TO BE DONE:
Find each line with the string "детского" and copy it.

— Start TASK INPUTS —

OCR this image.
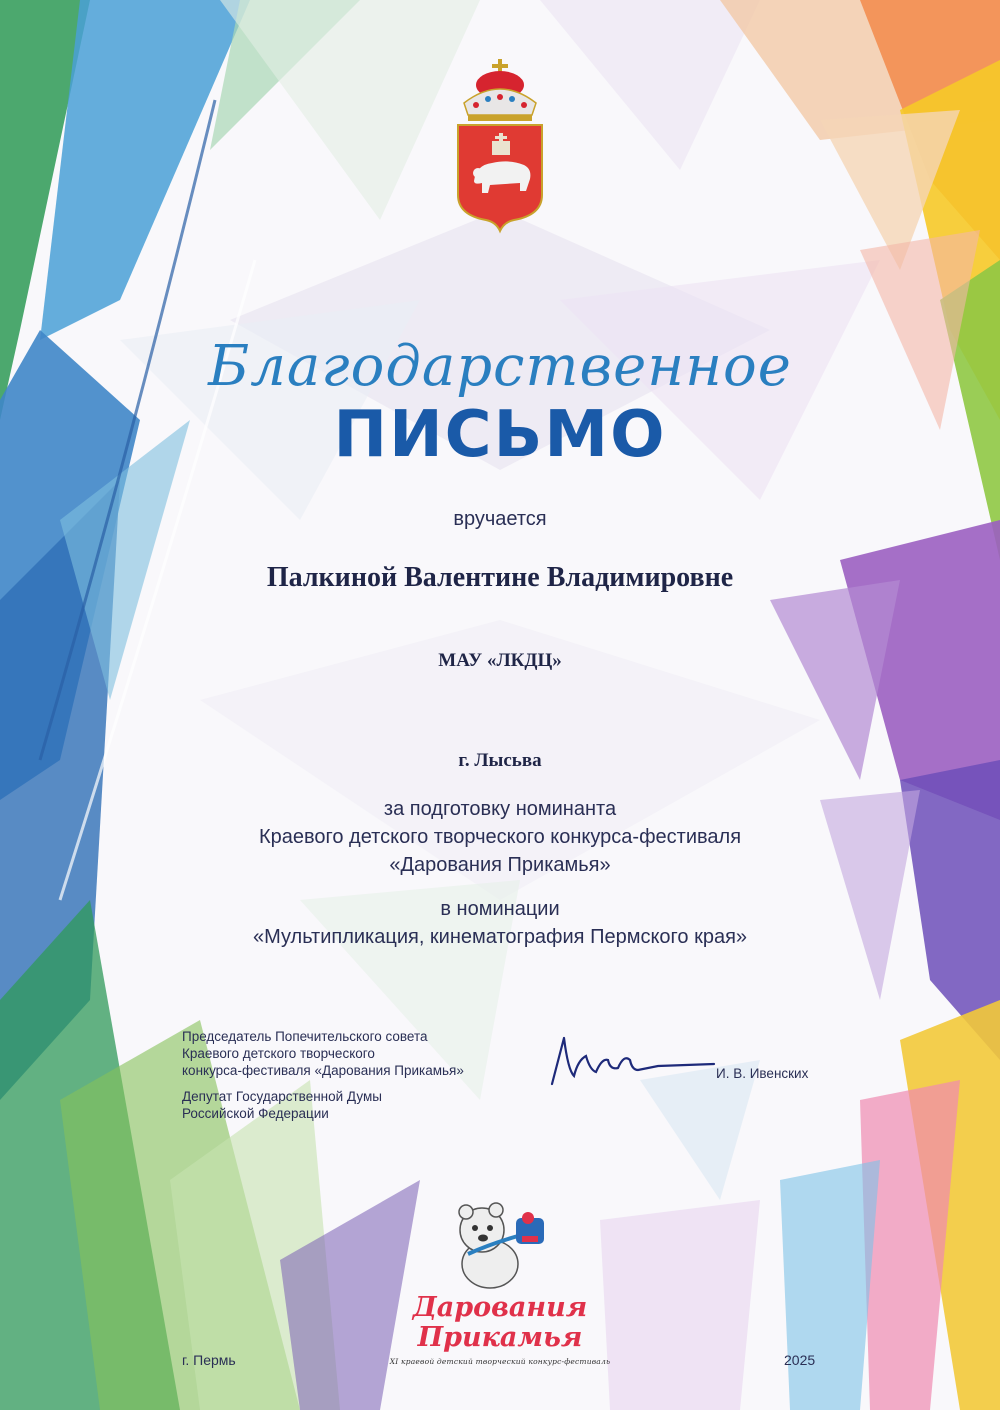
Благодарственное
ПИСЬМО
вручается
Палкиной Валентине Владимировне
МАУ «ЛКДЦ»
г. Лысьва
за подготовку номинанта
Краевого детского творческого конкурса-фестиваля
«Дарования Прикамья»
в номинации
«Мультипликация, кинематография Пермского края»
Председатель Попечительского совета
Краевого детского творческого
конкурса-фестиваля «Дарования Прикамья»
Депутат Государственной Думы
Российской Федерации
И. В. Ивенских
Дарования
Прикамья
XI краевой детский творческий конкурс-фестиваль
г. Пермь	2025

— End TASK INPUTS —

WRITTEN SOLUTION:
Краевого детского творческого конкурса-фестиваля
Краевого детского творческого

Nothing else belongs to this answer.